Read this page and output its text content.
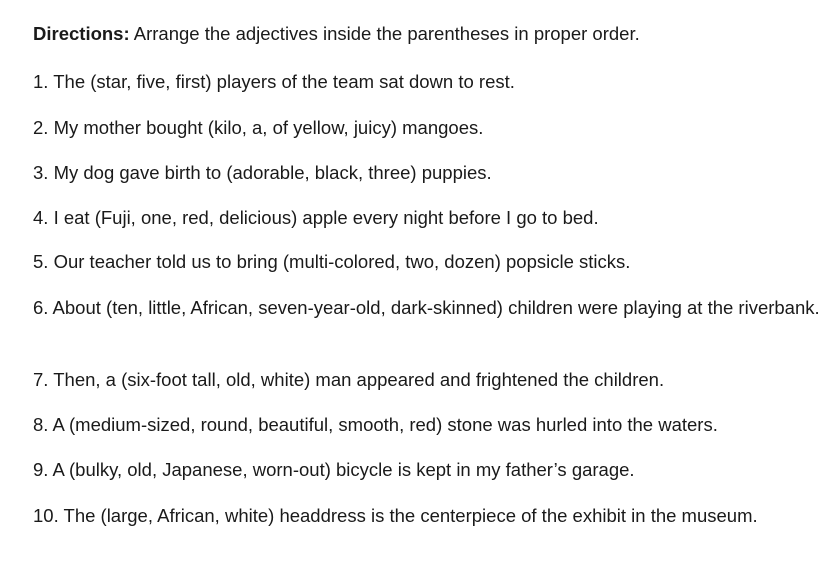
Directions: Arrange the adjectives inside the parentheses in proper order.
1. The (star, five, first) players of the team sat down to rest.
2. My mother bought (kilo, a, of yellow, juicy) mangoes.
3. My dog gave birth to (adorable, black, three) puppies.
4. I eat (Fuji, one, red, delicious) apple every night before I go to bed.
5. Our teacher told us to bring (multi-colored, two, dozen) popsicle sticks.
6. About (ten, little, African, seven-year-old, dark-skinned) children were playing at the riverbank.
7. Then, a (six-foot tall, old, white) man appeared and frightened the children.
8. A (medium-sized, round, beautiful, smooth, red) stone was hurled into the waters.
9. A (bulky, old, Japanese, worn-out) bicycle is kept in my father’s garage.
10. The (large, African, white) headdress is the centerpiece of the exhibit in the museum.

• • • •

• _Short problem_
Images in the records should not be copied. Repeat all the rest exactly.

• _Answer to the problem_
Read this page and output its text content.
Directions: Arrange the adjectives inside the parentheses in proper order.
1. The (star, five, first) players of the team sat down to rest.
2. My mother bought (kilo, a, of yellow, juicy) mangoes.
3. My dog gave birth to (adorable, black, three) puppies.
4. I eat (Fuji, one, red, delicious) apple every night before I go to bed.
5. Our teacher told us to bring (multi-colored, two, dozen) popsicle sticks.
6. About (ten, little, African, seven-year-old, dark-skinned) children were playing at the riverbank.
7. Then, a (six-foot tall, old, white) man appeared and frightened the children.
8. A (medium-sized, round, beautiful, smooth, red) stone was hurled into the waters.
9. A (bulky, old, Japanese, worn-out) bicycle is kept in my father’s garage.
10. The (large, African, white) headdress is the centerpiece of the exhibit in the museum.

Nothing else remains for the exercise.